#### Instructions to follow
Extract every line from the records below that contains the word "transit".

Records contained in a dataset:
____

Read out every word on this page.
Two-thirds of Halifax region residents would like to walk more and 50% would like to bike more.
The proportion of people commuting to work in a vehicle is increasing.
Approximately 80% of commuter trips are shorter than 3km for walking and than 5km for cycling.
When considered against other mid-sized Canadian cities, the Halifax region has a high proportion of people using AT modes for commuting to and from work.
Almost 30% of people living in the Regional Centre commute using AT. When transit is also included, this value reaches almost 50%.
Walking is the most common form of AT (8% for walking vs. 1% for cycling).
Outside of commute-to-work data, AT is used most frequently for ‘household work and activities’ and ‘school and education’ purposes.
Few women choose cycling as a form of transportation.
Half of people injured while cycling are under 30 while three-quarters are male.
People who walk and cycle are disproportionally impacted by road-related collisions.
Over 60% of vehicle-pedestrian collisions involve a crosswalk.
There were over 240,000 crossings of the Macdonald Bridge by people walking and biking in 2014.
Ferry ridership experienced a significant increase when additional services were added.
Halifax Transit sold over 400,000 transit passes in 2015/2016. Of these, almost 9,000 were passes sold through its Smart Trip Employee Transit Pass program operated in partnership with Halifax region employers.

____

#### Worked answer
Almost 30% of people living in the Regional Centre commute using AT. When transit is also included, this value reaches almost 50%.
Halifax Transit sold over 400,000 transit passes in 2015/2016. Of these, almost 9,000 were passes sold through its Smart Trip Employee Transit Pass program operated in partnership with Halifax region employers.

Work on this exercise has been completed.